**AIM:** Pull out every line below containing the word "отложения".
(begin)
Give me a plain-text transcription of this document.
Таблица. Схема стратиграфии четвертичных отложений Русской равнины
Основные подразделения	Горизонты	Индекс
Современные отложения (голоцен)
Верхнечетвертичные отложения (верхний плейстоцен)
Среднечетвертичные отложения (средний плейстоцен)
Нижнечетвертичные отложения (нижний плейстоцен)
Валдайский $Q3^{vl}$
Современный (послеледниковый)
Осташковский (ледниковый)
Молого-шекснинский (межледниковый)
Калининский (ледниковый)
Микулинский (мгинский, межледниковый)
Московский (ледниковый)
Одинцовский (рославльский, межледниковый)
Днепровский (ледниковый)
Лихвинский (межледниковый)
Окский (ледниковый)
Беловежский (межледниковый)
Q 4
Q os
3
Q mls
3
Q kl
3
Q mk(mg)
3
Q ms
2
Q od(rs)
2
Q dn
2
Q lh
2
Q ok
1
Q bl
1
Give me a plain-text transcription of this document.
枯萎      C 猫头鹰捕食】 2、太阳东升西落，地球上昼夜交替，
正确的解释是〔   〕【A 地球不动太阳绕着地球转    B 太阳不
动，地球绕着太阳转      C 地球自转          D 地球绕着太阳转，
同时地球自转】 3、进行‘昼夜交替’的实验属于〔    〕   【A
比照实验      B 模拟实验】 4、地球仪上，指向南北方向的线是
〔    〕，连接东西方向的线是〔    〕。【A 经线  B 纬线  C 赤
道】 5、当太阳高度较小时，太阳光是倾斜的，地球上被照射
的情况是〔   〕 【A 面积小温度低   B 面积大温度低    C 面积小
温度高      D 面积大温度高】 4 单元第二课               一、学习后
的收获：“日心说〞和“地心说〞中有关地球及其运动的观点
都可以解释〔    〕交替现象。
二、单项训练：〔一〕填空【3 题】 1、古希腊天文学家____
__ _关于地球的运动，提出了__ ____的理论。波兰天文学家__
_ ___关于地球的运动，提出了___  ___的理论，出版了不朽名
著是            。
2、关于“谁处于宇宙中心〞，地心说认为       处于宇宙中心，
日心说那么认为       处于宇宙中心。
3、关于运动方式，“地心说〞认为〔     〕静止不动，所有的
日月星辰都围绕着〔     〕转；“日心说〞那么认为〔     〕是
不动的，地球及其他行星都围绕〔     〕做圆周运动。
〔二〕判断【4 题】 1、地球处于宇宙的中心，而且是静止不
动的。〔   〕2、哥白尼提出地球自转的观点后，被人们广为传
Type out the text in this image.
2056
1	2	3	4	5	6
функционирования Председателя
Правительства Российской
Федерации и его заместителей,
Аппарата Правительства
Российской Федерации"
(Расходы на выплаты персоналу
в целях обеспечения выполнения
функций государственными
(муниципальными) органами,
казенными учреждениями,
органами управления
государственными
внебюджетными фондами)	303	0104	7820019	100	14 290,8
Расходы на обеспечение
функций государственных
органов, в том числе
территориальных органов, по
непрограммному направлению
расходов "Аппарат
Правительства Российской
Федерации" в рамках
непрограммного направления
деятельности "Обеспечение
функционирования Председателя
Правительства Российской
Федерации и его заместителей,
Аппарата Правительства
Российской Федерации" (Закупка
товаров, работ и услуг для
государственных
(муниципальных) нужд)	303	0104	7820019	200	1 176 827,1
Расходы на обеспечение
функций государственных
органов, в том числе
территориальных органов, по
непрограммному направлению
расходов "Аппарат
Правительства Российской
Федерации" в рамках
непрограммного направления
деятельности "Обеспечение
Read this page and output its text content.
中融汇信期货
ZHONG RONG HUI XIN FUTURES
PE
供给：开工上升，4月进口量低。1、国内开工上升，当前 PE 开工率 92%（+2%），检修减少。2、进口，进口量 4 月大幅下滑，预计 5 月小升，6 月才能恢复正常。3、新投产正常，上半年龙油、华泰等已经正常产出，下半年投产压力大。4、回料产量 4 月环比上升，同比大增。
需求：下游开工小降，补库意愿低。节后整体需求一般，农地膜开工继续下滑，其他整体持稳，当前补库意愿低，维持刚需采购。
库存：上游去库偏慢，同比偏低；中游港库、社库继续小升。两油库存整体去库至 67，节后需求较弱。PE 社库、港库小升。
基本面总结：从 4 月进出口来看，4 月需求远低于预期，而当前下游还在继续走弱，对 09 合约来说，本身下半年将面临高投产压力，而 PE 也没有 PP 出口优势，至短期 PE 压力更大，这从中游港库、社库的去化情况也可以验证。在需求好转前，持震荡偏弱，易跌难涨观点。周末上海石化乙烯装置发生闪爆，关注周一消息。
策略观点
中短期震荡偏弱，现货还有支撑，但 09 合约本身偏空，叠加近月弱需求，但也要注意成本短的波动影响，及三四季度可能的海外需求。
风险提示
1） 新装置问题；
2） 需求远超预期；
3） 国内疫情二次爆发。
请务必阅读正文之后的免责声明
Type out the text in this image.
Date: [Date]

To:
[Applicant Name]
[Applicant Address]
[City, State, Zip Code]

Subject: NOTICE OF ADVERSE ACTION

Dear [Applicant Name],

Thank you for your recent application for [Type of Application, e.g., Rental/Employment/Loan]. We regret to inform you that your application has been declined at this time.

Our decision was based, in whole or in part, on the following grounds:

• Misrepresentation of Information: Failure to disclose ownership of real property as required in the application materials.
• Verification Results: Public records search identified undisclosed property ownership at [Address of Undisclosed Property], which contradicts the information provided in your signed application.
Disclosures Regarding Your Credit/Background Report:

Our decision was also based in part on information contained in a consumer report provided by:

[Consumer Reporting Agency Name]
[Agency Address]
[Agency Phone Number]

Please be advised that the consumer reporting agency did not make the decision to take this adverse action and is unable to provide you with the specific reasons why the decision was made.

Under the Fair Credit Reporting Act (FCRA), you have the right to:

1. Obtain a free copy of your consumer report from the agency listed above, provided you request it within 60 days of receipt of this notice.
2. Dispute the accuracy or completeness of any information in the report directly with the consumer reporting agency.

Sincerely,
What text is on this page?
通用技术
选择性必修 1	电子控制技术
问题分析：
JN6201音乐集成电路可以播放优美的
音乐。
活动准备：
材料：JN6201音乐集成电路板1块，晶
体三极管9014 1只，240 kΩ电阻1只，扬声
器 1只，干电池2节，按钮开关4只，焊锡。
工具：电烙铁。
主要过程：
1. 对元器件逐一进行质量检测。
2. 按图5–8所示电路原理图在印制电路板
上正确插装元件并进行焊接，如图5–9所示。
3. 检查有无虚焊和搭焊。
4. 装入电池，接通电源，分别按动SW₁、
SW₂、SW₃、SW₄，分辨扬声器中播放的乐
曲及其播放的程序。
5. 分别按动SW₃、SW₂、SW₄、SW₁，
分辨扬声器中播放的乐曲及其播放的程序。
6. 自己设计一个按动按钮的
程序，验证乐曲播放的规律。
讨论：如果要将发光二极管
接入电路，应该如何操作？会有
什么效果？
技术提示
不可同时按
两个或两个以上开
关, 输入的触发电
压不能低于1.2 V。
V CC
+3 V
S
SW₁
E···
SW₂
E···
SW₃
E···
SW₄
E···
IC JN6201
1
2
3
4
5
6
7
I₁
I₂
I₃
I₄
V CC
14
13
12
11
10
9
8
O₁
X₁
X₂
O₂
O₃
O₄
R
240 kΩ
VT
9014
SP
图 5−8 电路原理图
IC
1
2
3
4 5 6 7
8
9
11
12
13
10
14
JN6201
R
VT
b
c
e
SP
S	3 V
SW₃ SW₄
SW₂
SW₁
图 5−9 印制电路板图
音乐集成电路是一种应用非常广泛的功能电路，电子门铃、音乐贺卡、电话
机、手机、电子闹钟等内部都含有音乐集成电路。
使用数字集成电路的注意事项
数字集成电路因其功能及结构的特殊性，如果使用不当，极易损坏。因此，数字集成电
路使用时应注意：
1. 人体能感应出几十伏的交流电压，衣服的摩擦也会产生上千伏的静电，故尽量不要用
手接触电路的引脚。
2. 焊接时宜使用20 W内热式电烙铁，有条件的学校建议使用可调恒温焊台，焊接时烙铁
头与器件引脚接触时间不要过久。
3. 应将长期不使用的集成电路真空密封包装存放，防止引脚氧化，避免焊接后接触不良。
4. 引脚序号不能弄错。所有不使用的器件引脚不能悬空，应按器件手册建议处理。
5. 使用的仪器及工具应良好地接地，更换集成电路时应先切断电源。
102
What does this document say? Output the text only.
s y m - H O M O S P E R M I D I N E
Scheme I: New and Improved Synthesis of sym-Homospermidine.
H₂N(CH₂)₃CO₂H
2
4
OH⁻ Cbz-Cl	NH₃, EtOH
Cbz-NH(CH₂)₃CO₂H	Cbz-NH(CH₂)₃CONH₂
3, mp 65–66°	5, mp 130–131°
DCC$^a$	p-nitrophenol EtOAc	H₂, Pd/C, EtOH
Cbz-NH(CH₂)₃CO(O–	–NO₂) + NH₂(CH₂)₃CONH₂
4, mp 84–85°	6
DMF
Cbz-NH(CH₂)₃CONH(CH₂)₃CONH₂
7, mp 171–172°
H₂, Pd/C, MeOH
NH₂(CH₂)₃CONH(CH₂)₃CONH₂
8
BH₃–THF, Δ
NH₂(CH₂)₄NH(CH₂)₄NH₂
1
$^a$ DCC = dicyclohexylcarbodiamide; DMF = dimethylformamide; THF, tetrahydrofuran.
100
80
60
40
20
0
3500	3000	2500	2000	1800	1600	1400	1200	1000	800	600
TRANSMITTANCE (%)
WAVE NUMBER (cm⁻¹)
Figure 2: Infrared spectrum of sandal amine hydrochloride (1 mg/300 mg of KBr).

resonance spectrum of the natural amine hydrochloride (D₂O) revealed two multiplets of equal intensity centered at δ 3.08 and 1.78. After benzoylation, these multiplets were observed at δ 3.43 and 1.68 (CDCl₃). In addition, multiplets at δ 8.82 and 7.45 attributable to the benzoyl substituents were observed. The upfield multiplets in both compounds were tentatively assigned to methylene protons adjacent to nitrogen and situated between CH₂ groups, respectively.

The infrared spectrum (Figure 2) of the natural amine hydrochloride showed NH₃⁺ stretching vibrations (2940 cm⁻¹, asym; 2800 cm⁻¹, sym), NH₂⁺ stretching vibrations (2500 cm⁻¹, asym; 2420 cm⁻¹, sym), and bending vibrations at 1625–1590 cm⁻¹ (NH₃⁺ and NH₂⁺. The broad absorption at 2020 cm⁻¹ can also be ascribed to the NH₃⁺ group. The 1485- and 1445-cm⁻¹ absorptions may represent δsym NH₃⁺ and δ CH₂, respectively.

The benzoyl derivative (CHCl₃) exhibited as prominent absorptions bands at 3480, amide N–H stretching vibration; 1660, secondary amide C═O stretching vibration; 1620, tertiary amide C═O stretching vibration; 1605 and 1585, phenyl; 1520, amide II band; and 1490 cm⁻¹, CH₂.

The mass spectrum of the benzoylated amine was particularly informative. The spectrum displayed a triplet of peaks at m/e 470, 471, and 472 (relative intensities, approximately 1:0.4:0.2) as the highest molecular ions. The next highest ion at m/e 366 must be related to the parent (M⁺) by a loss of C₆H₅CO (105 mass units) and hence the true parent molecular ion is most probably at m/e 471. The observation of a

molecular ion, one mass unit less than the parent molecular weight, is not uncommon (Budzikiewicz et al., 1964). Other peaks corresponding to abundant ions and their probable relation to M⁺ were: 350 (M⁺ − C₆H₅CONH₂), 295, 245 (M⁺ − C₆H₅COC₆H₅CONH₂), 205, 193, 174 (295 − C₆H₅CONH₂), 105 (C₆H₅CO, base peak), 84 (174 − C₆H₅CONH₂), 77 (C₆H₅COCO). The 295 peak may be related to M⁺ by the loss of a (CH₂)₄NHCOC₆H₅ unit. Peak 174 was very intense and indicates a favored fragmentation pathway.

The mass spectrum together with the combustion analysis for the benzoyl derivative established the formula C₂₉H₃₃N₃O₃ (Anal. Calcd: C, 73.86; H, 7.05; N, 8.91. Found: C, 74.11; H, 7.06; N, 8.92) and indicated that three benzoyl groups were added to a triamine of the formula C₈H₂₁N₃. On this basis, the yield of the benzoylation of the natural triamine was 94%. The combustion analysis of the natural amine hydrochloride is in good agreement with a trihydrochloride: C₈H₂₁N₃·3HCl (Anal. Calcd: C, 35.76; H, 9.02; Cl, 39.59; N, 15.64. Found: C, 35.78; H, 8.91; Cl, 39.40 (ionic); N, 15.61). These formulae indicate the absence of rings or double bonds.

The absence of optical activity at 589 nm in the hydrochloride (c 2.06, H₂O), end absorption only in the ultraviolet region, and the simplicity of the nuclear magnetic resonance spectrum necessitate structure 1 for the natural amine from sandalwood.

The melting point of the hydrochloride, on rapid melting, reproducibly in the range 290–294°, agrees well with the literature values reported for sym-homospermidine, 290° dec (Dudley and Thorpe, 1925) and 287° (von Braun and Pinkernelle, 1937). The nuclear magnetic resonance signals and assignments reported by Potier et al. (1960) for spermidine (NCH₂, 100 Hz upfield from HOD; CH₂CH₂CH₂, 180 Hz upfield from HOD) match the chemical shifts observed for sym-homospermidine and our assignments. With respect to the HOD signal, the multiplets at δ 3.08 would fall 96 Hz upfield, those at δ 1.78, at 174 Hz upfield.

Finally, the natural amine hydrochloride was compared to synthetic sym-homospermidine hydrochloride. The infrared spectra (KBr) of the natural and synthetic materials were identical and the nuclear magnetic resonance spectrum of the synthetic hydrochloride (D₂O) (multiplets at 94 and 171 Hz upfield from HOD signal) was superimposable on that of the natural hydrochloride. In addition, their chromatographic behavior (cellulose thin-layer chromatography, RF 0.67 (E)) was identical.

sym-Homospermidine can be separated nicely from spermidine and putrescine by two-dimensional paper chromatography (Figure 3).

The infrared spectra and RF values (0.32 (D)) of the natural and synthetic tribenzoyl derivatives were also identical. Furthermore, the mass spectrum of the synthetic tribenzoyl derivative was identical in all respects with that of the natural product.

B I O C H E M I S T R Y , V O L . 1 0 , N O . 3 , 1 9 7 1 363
(end)
**COMPLETE OUTPUT:**
Современные отложения (голоцен)
Верхнечетвертичные отложения (верхний плейстоцен)
Среднечетвертичные отложения (средний плейстоцен)
Нижнечетвертичные отложения (нижний плейстоцен)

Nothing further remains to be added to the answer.